Print out every line, exactly as written.

Recorded data
= = =
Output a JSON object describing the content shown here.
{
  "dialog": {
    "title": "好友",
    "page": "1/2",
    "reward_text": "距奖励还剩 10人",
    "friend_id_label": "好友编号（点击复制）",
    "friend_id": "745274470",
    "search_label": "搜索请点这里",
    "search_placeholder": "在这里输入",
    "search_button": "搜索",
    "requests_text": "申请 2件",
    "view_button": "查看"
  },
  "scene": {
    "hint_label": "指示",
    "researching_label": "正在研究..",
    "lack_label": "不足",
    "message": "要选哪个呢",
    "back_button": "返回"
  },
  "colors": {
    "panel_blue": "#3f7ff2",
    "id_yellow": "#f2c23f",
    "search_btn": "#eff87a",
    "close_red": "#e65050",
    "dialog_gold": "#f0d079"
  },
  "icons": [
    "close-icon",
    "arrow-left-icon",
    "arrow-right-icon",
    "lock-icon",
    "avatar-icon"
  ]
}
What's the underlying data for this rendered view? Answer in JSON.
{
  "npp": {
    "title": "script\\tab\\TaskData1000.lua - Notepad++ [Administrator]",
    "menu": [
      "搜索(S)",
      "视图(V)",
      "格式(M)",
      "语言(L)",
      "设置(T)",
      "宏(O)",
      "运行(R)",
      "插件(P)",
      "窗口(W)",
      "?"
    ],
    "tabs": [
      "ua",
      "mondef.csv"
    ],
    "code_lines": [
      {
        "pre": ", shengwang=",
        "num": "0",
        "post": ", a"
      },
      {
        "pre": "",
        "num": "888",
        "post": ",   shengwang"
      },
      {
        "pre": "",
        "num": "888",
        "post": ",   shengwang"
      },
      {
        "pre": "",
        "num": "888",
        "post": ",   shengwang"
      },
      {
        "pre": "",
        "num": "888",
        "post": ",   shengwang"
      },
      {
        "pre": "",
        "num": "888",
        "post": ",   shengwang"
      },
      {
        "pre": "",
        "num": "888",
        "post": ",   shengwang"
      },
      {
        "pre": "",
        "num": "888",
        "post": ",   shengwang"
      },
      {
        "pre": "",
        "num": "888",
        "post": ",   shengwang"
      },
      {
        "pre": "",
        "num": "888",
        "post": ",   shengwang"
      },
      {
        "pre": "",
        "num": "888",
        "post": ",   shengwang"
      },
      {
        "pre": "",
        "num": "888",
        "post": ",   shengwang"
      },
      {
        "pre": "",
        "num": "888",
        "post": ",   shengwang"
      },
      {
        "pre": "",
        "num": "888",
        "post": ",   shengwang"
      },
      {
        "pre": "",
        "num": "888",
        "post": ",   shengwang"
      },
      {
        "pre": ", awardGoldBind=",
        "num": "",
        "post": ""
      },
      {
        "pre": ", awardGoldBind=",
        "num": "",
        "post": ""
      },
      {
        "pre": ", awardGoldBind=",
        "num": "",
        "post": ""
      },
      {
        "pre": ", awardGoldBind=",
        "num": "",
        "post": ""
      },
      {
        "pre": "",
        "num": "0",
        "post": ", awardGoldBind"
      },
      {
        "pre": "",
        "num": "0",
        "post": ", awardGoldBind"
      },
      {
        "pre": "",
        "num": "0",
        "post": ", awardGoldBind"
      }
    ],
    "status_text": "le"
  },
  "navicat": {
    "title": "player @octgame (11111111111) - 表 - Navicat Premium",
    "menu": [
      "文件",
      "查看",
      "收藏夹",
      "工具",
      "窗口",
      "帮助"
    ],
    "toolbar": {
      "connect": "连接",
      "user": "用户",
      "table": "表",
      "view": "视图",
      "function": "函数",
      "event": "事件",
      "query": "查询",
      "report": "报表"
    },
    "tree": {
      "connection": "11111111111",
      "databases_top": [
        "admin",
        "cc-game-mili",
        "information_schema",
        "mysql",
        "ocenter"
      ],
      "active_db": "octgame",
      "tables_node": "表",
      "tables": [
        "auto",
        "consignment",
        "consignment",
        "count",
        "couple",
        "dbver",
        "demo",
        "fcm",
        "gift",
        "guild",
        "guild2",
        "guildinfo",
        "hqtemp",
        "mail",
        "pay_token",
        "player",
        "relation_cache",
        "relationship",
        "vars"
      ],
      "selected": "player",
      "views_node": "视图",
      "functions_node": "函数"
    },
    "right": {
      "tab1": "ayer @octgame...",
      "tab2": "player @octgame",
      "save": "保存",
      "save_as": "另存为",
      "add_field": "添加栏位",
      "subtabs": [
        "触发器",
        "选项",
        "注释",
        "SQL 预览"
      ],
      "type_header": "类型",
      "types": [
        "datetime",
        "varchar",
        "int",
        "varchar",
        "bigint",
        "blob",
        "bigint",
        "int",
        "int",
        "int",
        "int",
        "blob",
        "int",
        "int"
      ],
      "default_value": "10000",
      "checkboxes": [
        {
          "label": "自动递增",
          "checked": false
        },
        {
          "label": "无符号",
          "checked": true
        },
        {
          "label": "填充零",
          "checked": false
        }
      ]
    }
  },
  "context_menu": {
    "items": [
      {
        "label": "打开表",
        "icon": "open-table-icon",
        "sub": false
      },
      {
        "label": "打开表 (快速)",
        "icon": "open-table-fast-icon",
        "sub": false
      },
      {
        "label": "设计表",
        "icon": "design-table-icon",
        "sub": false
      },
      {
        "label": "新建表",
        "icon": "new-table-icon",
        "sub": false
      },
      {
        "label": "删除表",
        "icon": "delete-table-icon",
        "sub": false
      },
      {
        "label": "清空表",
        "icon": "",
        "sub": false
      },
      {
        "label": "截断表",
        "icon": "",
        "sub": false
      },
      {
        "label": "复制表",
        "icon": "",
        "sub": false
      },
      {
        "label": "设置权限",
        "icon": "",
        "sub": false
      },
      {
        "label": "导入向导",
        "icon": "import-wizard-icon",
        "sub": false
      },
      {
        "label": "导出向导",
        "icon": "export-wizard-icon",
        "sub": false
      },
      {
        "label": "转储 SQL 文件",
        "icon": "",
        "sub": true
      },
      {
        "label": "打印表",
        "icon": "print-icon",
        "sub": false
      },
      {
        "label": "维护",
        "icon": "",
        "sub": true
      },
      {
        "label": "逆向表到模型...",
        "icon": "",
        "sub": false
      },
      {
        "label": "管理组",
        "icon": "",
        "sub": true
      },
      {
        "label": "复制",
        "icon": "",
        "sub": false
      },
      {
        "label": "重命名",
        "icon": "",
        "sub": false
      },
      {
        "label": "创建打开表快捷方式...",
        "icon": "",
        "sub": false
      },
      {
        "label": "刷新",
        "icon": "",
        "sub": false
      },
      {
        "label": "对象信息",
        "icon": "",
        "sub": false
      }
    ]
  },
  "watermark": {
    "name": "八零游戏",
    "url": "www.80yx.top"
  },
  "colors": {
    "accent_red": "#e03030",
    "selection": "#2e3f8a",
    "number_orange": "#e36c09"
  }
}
= = =
• [Correct answer]:
Output a JSON object describing the content shown here.
{
  "dialog": {
    "title": "好友",
    "page": "1/2",
    "reward_text": "距奖励还剩 10人",
    "friend_id_label": "好友编号（点击复制）",
    "friend_id": "745274470",
    "search_label": "搜索请点这里",
    "search_placeholder": "在这里输入",
    "search_button": "搜索",
    "requests_text": "申请 2件",
    "view_button": "查看"
  },
  "scene": {
    "hint_label": "指示",
    "researching_label": "正在研究..",
    "lack_label": "不足",
    "message": "要选哪个呢",
    "back_button": "返回"
  },
  "colors": {
    "panel_blue": "#3f7ff2",
    "id_yellow": "#f2c23f",
    "search_btn": "#eff87a",
    "close_red": "#e65050",
    "dialog_gold": "#f0d079"
  },
  "icons": [
    "close-icon",
    "arrow-left-icon",
    "arrow-right-icon",
    "lock-icon",
    "avatar-icon"
  ]
}
What's the underlying data for this rendered view? Answer in JSON.
{
  "npp": {
    "title": "script\\tab\\TaskData1000.lua - Notepad++ [Administrator]",
    "menu": [
      "搜索(S)",
      "视图(V)",
      "格式(M)",
      "语言(L)",
      "设置(T)",
      "宏(O)",
      "运行(R)",
      "插件(P)",
      "窗口(W)",
      "?"
    ],
    "tabs": [
      "ua",
      "mondef.csv"
    ],
    "code_lines": [
      {
        "pre": ", shengwang=",
        "num": "0",
        "post": ", a"
      },
      {
        "pre": "",
        "num": "888",
        "post": ",   shengwang"
      },
      {
        "pre": "",
        "num": "888",
        "post": ",   shengwang"
      },
      {
        "pre": "",
        "num": "888",
        "post": ",   shengwang"
      },
      {
        "pre": "",
        "num": "888",
        "post": ",   shengwang"
      },
      {
        "pre": "",
        "num": "888",
        "post": ",   shengwang"
      },
      {
        "pre": "",
        "num": "888",
        "post": ",   shengwang"
      },
      {
        "pre": "",
        "num": "888",
        "post": ",   shengwang"
      },
      {
        "pre": "",
        "num": "888",
        "post": ",   shengwang"
      },
      {
        "pre": "",
        "num": "888",
        "post": ",   shengwang"
      },
      {
        "pre": "",
        "num": "888",
        "post": ",   shengwang"
      },
      {
        "pre": "",
        "num": "888",
        "post": ",   shengwang"
      },
      {
        "pre": "",
        "num": "888",
        "post": ",   shengwang"
      },
      {
        "pre": "",
        "num": "888",
        "post": ",   shengwang"
      },
      {
        "pre": "",
        "num": "888",
        "post": ",   shengwang"
      },
      {
        "pre": ", awardGoldBind=",
        "num": "",
        "post": ""
      },
      {
        "pre": ", awardGoldBind=",
        "num": "",
        "post": ""
      },
      {
        "pre": ", awardGoldBind=",
        "num": "",
        "post": ""
      },
      {
        "pre": ", awardGoldBind=",
        "num": "",
        "post": ""
      },
      {
        "pre": "",
        "num": "0",
        "post": ", awardGoldBind"
      },
      {
        "pre": "",
        "num": "0",
        "post": ", awardGoldBind"
      },
      {
        "pre": "",
        "num": "0",
        "post": ", awardGoldBind"
      }
    ],
    "status_text": "le"
  },
  "navicat": {
    "title": "player @octgame (11111111111) - 表 - Navicat Premium",
    "menu": [
      "文件",
      "查看",
      "收藏夹",
      "工具",
      "窗口",
      "帮助"
    ],
    "toolbar": {
      "connect": "连接",
      "user": "用户",
      "table": "表",
      "view": "视图",
      "function": "函数",
      "event": "事件",
      "query": "查询",
      "report": "报表"
    },
    "tree": {
      "connection": "11111111111",
      "databases_top": [
        "admin",
        "cc-game-mili",
        "information_schema",
        "mysql",
        "ocenter"
      ],
      "active_db": "octgame",
      "tables_node": "表",
      "tables": [
        "auto",
        "consignment",
        "consignment",
        "count",
        "couple",
        "dbver",
        "demo",
        "fcm",
        "gift",
        "guild",
        "guild2",
        "guildinfo",
        "hqtemp",
        "mail",
        "pay_token",
        "player",
        "relation_cache",
        "relationship",
        "vars"
      ],
      "selected": "player",
      "views_node": "视图",
      "functions_node": "函数"
    },
    "right": {
      "tab1": "ayer @octgame...",
      "tab2": "player @octgame",
      "save": "保存",
      "save_as": "另存为",
      "add_field": "添加栏位",
      "subtabs": [
        "触发器",
        "选项",
        "注释",
        "SQL 预览"
      ],
      "type_header": "类型",
      "types": [
        "datetime",
        "varchar",
        "int",
        "varchar",
        "bigint",
        "blob",
        "bigint",
        "int",
        "int",
        "int",
        "int",
        "blob",
        "int",
        "int"
      ],
      "default_value": "10000",
      "checkboxes": [
        {
          "label": "自动递增",
          "checked": false
        },
        {
          "label": "无符号",
          "checked": true
        },
        {
          "label": "填充零",
          "checked": false
        }
      ]
    }
  },
  "context_menu": {
    "items": [
      {
        "label": "打开表",
        "icon": "open-table-icon",
        "sub": false
      },
      {
        "label": "打开表 (快速)",
        "icon": "open-table-fast-icon",
        "sub": false
      },
      {
        "label": "设计表",
        "icon": "design-table-icon",
        "sub": false
      },
      {
        "label": "新建表",
        "icon": "new-table-icon",
        "sub": false
      },
      {
        "label": "删除表",
        "icon": "delete-table-icon",
        "sub": false
      },
      {
        "label": "清空表",
        "icon": "",
        "sub": false
      },
      {
        "label": "截断表",
        "icon": "",
        "sub": false
      },
      {
        "label": "复制表",
        "icon": "",
        "sub": false
      },
      {
        "label": "设置权限",
        "icon": "",
        "sub": false
      },
      {
        "label": "导入向导",
        "icon": "import-wizard-icon",
        "sub": false
      },
      {
        "label": "导出向导",
        "icon": "export-wizard-icon",
        "sub": false
      },
      {
        "label": "转储 SQL 文件",
        "icon": "",
        "sub": true
      },
      {
        "label": "打印表",
        "icon": "print-icon",
        "sub": false
      },
      {
        "label": "维护",
        "icon": "",
        "sub": true
      },
      {
        "label": "逆向表到模型...",
        "icon": "",
        "sub": false
      },
      {
        "label": "管理组",
        "icon": "",
        "sub": true
      },
      {
        "label": "复制",
        "icon": "",
        "sub": false
      },
      {
        "label": "重命名",
        "icon": "",
        "sub": false
      },
      {
        "label": "创建打开表快捷方式...",
        "icon": "",
        "sub": false
      },
      {
        "label": "刷新",
        "icon": "",
        "sub": false
      },
      {
        "label": "对象信息",
        "icon": "",
        "sub": false
      }
    ]
  },
  "watermark": {
    "name": "八零游戏",
    "url": "www.80yx.top"
  },
  "colors": {
    "accent_red": "#e03030",
    "selection": "#2e3f8a",
    "number_orange": "#e36c09"
  }
}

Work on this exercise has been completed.